Data provided:
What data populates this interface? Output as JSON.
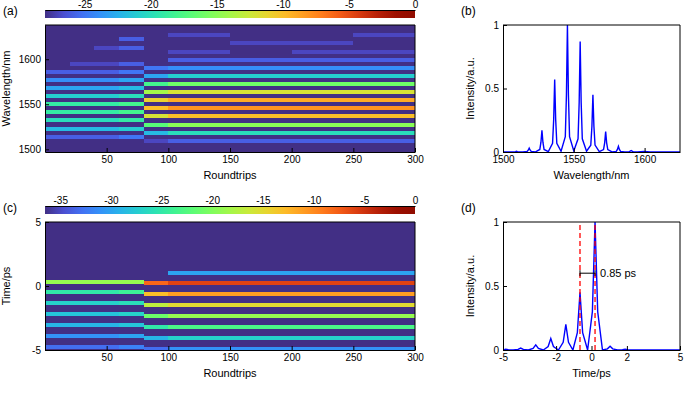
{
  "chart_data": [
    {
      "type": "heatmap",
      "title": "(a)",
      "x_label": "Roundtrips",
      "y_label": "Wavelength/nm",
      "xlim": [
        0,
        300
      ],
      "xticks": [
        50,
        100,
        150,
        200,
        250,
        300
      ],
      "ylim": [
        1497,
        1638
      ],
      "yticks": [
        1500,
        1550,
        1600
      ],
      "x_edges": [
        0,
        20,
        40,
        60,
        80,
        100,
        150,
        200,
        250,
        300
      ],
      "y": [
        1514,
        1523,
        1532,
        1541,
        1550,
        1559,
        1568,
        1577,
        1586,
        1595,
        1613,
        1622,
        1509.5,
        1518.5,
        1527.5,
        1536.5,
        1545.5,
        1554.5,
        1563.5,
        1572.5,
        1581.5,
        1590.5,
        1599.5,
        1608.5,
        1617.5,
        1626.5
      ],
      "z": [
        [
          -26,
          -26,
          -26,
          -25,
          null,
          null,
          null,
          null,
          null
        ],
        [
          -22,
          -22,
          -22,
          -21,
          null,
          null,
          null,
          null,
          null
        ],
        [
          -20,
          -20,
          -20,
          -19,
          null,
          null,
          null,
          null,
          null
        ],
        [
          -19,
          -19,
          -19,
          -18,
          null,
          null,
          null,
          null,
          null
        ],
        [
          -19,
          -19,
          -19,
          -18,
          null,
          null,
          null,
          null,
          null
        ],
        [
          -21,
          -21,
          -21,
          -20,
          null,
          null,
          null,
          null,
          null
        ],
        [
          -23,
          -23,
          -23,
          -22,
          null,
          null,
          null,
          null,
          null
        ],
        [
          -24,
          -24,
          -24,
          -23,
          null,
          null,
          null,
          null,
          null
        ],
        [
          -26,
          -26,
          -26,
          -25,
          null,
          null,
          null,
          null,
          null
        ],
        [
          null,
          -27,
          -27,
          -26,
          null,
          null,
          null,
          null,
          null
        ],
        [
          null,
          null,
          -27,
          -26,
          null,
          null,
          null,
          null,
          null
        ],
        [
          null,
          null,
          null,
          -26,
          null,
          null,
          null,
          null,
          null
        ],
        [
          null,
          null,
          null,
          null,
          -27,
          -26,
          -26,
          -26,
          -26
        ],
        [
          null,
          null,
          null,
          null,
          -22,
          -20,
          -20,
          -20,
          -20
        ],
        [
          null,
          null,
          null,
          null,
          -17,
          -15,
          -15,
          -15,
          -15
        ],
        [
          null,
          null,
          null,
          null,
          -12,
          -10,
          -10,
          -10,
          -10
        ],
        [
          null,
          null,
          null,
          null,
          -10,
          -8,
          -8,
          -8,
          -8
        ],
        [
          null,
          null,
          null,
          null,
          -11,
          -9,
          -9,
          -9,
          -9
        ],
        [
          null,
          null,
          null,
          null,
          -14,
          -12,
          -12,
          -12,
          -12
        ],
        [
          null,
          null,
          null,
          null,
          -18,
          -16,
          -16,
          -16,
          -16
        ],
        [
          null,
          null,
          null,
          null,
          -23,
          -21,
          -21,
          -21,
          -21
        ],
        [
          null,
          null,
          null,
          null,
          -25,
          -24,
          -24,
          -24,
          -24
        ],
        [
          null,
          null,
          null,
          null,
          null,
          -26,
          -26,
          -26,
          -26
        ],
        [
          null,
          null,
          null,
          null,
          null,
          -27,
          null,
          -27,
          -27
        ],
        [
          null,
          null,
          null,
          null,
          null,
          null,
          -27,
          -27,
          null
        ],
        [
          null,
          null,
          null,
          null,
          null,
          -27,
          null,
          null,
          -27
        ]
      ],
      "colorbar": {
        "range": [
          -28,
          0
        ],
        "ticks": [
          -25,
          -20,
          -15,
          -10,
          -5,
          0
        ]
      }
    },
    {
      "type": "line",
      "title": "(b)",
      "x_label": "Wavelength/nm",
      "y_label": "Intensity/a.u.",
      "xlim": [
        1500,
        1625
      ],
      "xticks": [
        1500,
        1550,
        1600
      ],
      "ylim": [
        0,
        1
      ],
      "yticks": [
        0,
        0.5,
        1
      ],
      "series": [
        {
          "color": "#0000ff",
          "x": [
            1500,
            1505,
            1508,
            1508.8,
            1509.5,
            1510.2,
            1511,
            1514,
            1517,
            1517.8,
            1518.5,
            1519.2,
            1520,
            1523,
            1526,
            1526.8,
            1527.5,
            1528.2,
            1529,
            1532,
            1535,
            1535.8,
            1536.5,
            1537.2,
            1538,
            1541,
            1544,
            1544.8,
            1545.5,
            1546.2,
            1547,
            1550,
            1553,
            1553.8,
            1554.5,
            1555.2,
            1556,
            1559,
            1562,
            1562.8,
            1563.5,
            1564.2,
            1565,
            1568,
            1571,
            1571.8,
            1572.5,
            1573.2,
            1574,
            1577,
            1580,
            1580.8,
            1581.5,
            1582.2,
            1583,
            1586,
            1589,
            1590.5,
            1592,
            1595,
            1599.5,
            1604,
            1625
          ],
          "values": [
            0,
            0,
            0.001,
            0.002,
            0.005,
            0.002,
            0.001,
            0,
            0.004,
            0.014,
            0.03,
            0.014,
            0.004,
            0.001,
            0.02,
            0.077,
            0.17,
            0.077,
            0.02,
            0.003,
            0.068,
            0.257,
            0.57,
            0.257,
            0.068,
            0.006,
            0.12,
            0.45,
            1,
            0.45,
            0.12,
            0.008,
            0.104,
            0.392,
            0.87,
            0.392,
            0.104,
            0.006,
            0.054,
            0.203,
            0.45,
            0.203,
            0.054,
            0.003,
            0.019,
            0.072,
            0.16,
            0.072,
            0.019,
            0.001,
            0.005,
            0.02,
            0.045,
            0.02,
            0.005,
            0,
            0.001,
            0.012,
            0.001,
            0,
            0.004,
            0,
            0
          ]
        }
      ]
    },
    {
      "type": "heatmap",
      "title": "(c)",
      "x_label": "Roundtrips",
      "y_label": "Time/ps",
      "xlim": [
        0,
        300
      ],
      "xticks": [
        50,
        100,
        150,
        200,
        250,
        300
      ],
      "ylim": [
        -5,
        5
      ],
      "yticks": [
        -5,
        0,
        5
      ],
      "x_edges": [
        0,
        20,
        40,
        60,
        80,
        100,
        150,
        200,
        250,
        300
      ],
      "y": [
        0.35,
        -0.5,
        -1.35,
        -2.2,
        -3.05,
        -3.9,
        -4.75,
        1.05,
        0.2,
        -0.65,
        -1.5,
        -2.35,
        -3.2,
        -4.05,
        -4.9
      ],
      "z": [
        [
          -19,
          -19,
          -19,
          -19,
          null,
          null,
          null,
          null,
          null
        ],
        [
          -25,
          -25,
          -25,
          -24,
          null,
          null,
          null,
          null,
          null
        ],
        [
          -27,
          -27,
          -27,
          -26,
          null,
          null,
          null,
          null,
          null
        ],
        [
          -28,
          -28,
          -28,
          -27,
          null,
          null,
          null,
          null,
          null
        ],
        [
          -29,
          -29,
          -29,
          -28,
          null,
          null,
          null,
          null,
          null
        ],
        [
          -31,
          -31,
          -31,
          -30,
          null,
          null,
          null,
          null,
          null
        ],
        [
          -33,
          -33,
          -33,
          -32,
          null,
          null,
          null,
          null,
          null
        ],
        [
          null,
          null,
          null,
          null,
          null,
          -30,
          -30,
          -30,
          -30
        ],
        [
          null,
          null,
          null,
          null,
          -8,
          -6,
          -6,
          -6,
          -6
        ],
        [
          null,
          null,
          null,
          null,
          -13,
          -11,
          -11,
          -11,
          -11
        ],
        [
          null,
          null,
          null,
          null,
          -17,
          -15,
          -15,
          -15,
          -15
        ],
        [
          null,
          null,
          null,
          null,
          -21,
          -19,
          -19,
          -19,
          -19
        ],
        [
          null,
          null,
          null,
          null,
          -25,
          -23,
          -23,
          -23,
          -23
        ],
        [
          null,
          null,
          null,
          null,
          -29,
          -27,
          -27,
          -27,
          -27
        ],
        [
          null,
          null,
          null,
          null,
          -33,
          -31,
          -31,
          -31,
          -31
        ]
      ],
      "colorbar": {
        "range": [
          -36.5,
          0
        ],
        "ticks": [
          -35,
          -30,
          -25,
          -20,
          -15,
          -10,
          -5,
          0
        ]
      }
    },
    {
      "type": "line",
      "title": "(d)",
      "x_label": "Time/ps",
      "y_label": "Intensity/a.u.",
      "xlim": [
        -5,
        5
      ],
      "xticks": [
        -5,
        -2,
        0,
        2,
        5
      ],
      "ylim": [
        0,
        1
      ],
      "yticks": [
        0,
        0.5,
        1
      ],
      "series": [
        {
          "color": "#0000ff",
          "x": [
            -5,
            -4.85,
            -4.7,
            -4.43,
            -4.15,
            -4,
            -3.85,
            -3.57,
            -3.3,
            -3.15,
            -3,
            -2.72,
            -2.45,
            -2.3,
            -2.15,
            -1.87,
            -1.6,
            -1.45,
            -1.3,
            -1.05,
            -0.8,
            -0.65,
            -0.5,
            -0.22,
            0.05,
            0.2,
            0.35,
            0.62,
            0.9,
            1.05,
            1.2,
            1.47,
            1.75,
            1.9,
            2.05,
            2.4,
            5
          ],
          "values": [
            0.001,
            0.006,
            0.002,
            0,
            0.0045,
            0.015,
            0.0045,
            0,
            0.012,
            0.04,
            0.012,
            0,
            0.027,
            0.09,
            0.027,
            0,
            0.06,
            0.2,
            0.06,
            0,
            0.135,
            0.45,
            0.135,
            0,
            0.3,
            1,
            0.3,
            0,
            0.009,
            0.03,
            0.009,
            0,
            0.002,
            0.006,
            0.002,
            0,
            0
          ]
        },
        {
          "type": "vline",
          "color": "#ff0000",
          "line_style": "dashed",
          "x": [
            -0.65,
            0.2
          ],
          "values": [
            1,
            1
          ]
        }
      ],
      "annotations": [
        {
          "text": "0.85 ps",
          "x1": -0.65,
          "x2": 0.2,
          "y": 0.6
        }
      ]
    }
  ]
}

Work instructions: Find the word "Wavelength" in the data and show each line that holds it.

Full solution:
      "y_label": "Wavelength/nm",
      "x_label": "Wavelength/nm",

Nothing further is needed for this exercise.